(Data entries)
- - - - - - -

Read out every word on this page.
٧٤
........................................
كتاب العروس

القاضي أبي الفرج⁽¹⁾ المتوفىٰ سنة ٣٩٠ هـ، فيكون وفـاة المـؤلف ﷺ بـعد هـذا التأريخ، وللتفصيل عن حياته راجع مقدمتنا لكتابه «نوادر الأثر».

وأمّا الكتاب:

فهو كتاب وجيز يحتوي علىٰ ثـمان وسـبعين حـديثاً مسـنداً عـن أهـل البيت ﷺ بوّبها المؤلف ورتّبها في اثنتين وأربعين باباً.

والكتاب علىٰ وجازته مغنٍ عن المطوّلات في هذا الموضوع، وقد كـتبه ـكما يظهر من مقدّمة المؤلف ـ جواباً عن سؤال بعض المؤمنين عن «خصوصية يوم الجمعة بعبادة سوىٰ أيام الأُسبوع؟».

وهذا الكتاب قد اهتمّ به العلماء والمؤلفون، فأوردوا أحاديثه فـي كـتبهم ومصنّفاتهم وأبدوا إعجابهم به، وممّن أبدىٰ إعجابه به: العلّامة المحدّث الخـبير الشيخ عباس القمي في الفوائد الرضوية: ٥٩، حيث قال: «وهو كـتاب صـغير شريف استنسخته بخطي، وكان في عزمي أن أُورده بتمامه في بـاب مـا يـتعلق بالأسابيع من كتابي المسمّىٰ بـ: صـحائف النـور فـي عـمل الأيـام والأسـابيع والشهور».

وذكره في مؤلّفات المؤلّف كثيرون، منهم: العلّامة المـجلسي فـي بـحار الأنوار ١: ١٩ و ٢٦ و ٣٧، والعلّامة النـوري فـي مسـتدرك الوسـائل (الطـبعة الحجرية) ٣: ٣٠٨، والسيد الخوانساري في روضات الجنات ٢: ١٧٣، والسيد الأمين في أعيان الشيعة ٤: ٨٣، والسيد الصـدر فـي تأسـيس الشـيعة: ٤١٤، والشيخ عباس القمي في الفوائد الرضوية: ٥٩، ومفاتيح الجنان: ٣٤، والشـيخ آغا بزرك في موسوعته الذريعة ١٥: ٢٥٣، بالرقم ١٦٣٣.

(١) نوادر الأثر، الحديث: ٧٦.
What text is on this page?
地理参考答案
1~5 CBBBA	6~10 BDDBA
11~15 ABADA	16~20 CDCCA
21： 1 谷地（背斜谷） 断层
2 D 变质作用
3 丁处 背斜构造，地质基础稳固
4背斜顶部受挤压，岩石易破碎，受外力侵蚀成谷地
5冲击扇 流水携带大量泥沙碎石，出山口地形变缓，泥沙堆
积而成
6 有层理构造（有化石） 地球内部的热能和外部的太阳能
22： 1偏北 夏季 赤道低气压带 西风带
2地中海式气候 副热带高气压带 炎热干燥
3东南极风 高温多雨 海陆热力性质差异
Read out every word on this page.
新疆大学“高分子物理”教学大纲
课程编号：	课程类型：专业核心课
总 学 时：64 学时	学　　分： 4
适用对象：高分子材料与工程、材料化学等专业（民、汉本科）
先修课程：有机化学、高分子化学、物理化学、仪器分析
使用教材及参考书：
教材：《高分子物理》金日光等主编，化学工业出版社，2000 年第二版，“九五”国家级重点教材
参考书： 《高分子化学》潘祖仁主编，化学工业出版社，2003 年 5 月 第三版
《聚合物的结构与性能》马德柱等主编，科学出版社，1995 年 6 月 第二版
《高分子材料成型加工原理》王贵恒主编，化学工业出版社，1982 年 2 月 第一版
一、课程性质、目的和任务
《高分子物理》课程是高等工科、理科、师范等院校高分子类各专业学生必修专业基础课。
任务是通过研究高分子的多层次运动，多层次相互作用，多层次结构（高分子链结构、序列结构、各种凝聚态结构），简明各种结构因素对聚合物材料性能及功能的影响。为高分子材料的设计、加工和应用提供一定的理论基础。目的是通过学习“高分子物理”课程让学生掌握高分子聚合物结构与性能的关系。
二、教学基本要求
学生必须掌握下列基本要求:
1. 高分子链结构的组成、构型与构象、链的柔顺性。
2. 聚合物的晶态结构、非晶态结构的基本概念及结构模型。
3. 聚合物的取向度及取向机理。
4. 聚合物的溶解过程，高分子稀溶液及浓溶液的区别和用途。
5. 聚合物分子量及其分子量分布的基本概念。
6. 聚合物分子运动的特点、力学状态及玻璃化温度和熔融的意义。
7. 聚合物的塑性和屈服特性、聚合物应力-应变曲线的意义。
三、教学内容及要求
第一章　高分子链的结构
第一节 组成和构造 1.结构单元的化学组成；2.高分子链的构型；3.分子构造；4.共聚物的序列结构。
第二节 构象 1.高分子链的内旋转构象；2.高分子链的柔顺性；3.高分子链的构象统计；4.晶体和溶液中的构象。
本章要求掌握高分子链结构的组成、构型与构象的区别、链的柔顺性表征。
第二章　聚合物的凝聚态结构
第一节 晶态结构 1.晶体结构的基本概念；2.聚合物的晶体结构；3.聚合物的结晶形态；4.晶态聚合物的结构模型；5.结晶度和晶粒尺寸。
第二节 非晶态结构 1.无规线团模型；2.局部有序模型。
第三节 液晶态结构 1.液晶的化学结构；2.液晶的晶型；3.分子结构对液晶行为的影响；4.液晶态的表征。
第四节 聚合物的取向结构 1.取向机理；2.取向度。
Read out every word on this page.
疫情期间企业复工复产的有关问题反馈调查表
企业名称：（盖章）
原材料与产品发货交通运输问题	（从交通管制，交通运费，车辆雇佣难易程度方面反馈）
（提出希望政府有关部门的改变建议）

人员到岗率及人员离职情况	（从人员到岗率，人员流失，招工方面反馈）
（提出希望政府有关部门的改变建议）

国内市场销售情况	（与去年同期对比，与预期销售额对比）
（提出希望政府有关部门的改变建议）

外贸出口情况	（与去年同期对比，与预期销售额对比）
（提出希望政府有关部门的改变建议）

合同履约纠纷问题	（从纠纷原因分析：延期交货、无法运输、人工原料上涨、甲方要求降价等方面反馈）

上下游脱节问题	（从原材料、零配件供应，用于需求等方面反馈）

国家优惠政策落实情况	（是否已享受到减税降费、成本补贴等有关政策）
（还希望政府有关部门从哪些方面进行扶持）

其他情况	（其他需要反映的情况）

- - - - - - -

Print the records above in full, exactly.

• Answer to this task:
Read out every word on this page.
٧٤
........................................
كتاب العروس

القاضي أبي الفرج⁽¹⁾ المتوفىٰ سنة ٣٩٠ هـ، فيكون وفـاة المـؤلف ﷺ بـعد هـذا التأريخ، وللتفصيل عن حياته راجع مقدمتنا لكتابه «نوادر الأثر».

وأمّا الكتاب:

فهو كتاب وجيز يحتوي علىٰ ثـمان وسـبعين حـديثاً مسـنداً عـن أهـل البيت ﷺ بوّبها المؤلف ورتّبها في اثنتين وأربعين باباً.

والكتاب علىٰ وجازته مغنٍ عن المطوّلات في هذا الموضوع، وقد كـتبه ـكما يظهر من مقدّمة المؤلف ـ جواباً عن سؤال بعض المؤمنين عن «خصوصية يوم الجمعة بعبادة سوىٰ أيام الأُسبوع؟».

وهذا الكتاب قد اهتمّ به العلماء والمؤلفون، فأوردوا أحاديثه فـي كـتبهم ومصنّفاتهم وأبدوا إعجابهم به، وممّن أبدىٰ إعجابه به: العلّامة المحدّث الخـبير الشيخ عباس القمي في الفوائد الرضوية: ٥٩، حيث قال: «وهو كـتاب صـغير شريف استنسخته بخطي، وكان في عزمي أن أُورده بتمامه في بـاب مـا يـتعلق بالأسابيع من كتابي المسمّىٰ بـ: صـحائف النـور فـي عـمل الأيـام والأسـابيع والشهور».

وذكره في مؤلّفات المؤلّف كثيرون، منهم: العلّامة المـجلسي فـي بـحار الأنوار ١: ١٩ و ٢٦ و ٣٧، والعلّامة النـوري فـي مسـتدرك الوسـائل (الطـبعة الحجرية) ٣: ٣٠٨، والسيد الخوانساري في روضات الجنات ٢: ١٧٣، والسيد الأمين في أعيان الشيعة ٤: ٨٣، والسيد الصـدر فـي تأسـيس الشـيعة: ٤١٤، والشيخ عباس القمي في الفوائد الرضوية: ٥٩، ومفاتيح الجنان: ٣٤، والشـيخ آغا بزرك في موسوعته الذريعة ١٥: ٢٥٣، بالرقم ١٦٣٣.

(١) نوادر الأثر، الحديث: ٧٦.
What text is on this page?
地理参考答案
1~5 CBBBA	6~10 BDDBA
11~15 ABADA	16~20 CDCCA
21： 1 谷地（背斜谷） 断层
2 D 变质作用
3 丁处 背斜构造，地质基础稳固
4背斜顶部受挤压，岩石易破碎，受外力侵蚀成谷地
5冲击扇 流水携带大量泥沙碎石，出山口地形变缓，泥沙堆
积而成
6 有层理构造（有化石） 地球内部的热能和外部的太阳能
22： 1偏北 夏季 赤道低气压带 西风带
2地中海式气候 副热带高气压带 炎热干燥
3东南极风 高温多雨 海陆热力性质差异
Read out every word on this page.
新疆大学“高分子物理”教学大纲
课程编号：	课程类型：专业核心课
总 学 时：64 学时	学　　分： 4
适用对象：高分子材料与工程、材料化学等专业（民、汉本科）
先修课程：有机化学、高分子化学、物理化学、仪器分析
使用教材及参考书：
教材：《高分子物理》金日光等主编，化学工业出版社，2000 年第二版，“九五”国家级重点教材
参考书： 《高分子化学》潘祖仁主编，化学工业出版社，2003 年 5 月 第三版
《聚合物的结构与性能》马德柱等主编，科学出版社，1995 年 6 月 第二版
《高分子材料成型加工原理》王贵恒主编，化学工业出版社，1982 年 2 月 第一版
一、课程性质、目的和任务
《高分子物理》课程是高等工科、理科、师范等院校高分子类各专业学生必修专业基础课。
任务是通过研究高分子的多层次运动，多层次相互作用，多层次结构（高分子链结构、序列结构、各种凝聚态结构），简明各种结构因素对聚合物材料性能及功能的影响。为高分子材料的设计、加工和应用提供一定的理论基础。目的是通过学习“高分子物理”课程让学生掌握高分子聚合物结构与性能的关系。
二、教学基本要求
学生必须掌握下列基本要求:
1. 高分子链结构的组成、构型与构象、链的柔顺性。
2. 聚合物的晶态结构、非晶态结构的基本概念及结构模型。
3. 聚合物的取向度及取向机理。
4. 聚合物的溶解过程，高分子稀溶液及浓溶液的区别和用途。
5. 聚合物分子量及其分子量分布的基本概念。
6. 聚合物分子运动的特点、力学状态及玻璃化温度和熔融的意义。
7. 聚合物的塑性和屈服特性、聚合物应力-应变曲线的意义。
三、教学内容及要求
第一章　高分子链的结构
第一节 组成和构造 1.结构单元的化学组成；2.高分子链的构型；3.分子构造；4.共聚物的序列结构。
第二节 构象 1.高分子链的内旋转构象；2.高分子链的柔顺性；3.高分子链的构象统计；4.晶体和溶液中的构象。
本章要求掌握高分子链结构的组成、构型与构象的区别、链的柔顺性表征。
第二章　聚合物的凝聚态结构
第一节 晶态结构 1.晶体结构的基本概念；2.聚合物的晶体结构；3.聚合物的结晶形态；4.晶态聚合物的结构模型；5.结晶度和晶粒尺寸。
第二节 非晶态结构 1.无规线团模型；2.局部有序模型。
第三节 液晶态结构 1.液晶的化学结构；2.液晶的晶型；3.分子结构对液晶行为的影响；4.液晶态的表征。
第四节 聚合物的取向结构 1.取向机理；2.取向度。
Read out every word on this page.
疫情期间企业复工复产的有关问题反馈调查表
企业名称：（盖章）
原材料与产品发货交通运输问题	（从交通管制，交通运费，车辆雇佣难易程度方面反馈）
（提出希望政府有关部门的改变建议）

人员到岗率及人员离职情况	（从人员到岗率，人员流失，招工方面反馈）
（提出希望政府有关部门的改变建议）

国内市场销售情况	（与去年同期对比，与预期销售额对比）
（提出希望政府有关部门的改变建议）

外贸出口情况	（与去年同期对比，与预期销售额对比）
（提出希望政府有关部门的改变建议）

合同履约纠纷问题	（从纠纷原因分析：延期交货、无法运输、人工原料上涨、甲方要求降价等方面反馈）

上下游脱节问题	（从原材料、零配件供应，用于需求等方面反馈）

国家优惠政策落实情况	（是否已享受到减税降费、成本补贴等有关政策）
（还希望政府有关部门从哪些方面进行扶持）

其他情况	（其他需要反映的情况）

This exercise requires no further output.